• _Requirements_
Give back the full material, exactly as it reads.

=== Records shown ===

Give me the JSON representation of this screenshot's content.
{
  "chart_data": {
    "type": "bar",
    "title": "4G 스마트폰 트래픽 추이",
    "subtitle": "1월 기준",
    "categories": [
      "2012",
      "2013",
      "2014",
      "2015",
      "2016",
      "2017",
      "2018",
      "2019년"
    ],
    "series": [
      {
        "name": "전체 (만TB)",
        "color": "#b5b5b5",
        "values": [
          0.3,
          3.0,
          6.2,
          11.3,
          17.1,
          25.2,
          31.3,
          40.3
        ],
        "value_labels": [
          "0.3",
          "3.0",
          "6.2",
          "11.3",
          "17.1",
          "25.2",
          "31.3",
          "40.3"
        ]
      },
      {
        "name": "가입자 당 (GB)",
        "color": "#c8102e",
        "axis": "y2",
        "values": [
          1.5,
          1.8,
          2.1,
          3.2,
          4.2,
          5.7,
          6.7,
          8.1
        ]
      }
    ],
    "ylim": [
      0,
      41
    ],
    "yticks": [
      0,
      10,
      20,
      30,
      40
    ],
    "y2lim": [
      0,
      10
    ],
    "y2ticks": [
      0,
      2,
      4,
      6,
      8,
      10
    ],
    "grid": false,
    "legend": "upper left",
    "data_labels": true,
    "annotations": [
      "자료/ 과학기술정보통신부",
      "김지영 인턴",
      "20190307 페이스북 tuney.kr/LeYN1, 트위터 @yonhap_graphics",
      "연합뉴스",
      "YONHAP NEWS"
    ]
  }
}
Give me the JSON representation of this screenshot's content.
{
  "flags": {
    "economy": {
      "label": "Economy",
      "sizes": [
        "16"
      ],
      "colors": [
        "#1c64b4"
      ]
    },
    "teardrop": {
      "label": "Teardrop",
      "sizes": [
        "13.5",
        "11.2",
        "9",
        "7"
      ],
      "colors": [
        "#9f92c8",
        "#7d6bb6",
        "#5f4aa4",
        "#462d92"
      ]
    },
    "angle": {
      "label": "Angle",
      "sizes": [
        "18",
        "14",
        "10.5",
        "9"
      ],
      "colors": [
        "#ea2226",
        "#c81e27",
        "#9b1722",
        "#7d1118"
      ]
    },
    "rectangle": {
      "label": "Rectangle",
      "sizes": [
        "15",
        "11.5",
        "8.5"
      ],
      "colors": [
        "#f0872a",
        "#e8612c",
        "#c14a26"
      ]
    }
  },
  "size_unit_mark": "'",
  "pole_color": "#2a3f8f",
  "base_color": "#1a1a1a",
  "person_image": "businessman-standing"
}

===

• _Output_
Give me the JSON representation of this screenshot's content.
{
  "chart_data": {
    "type": "bar",
    "title": "4G 스마트폰 트래픽 추이",
    "subtitle": "1월 기준",
    "categories": [
      "2012",
      "2013",
      "2014",
      "2015",
      "2016",
      "2017",
      "2018",
      "2019년"
    ],
    "series": [
      {
        "name": "전체 (만TB)",
        "color": "#b5b5b5",
        "values": [
          0.3,
          3.0,
          6.2,
          11.3,
          17.1,
          25.2,
          31.3,
          40.3
        ],
        "value_labels": [
          "0.3",
          "3.0",
          "6.2",
          "11.3",
          "17.1",
          "25.2",
          "31.3",
          "40.3"
        ]
      },
      {
        "name": "가입자 당 (GB)",
        "color": "#c8102e",
        "axis": "y2",
        "values": [
          1.5,
          1.8,
          2.1,
          3.2,
          4.2,
          5.7,
          6.7,
          8.1
        ]
      }
    ],
    "ylim": [
      0,
      41
    ],
    "yticks": [
      0,
      10,
      20,
      30,
      40
    ],
    "y2lim": [
      0,
      10
    ],
    "y2ticks": [
      0,
      2,
      4,
      6,
      8,
      10
    ],
    "grid": false,
    "legend": "upper left",
    "data_labels": true,
    "annotations": [
      "자료/ 과학기술정보통신부",
      "김지영 인턴",
      "20190307 페이스북 tuney.kr/LeYN1, 트위터 @yonhap_graphics",
      "연합뉴스",
      "YONHAP NEWS"
    ]
  }
}
Give me the JSON representation of this screenshot's content.
{
  "flags": {
    "economy": {
      "label": "Economy",
      "sizes": [
        "16"
      ],
      "colors": [
        "#1c64b4"
      ]
    },
    "teardrop": {
      "label": "Teardrop",
      "sizes": [
        "13.5",
        "11.2",
        "9",
        "7"
      ],
      "colors": [
        "#9f92c8",
        "#7d6bb6",
        "#5f4aa4",
        "#462d92"
      ]
    },
    "angle": {
      "label": "Angle",
      "sizes": [
        "18",
        "14",
        "10.5",
        "9"
      ],
      "colors": [
        "#ea2226",
        "#c81e27",
        "#9b1722",
        "#7d1118"
      ]
    },
    "rectangle": {
      "label": "Rectangle",
      "sizes": [
        "15",
        "11.5",
        "8.5"
      ],
      "colors": [
        "#f0872a",
        "#e8612c",
        "#c14a26"
      ]
    }
  },
  "size_unit_mark": "'",
  "pole_color": "#2a3f8f",
  "base_color": "#1a1a1a",
  "person_image": "businessman-standing"
}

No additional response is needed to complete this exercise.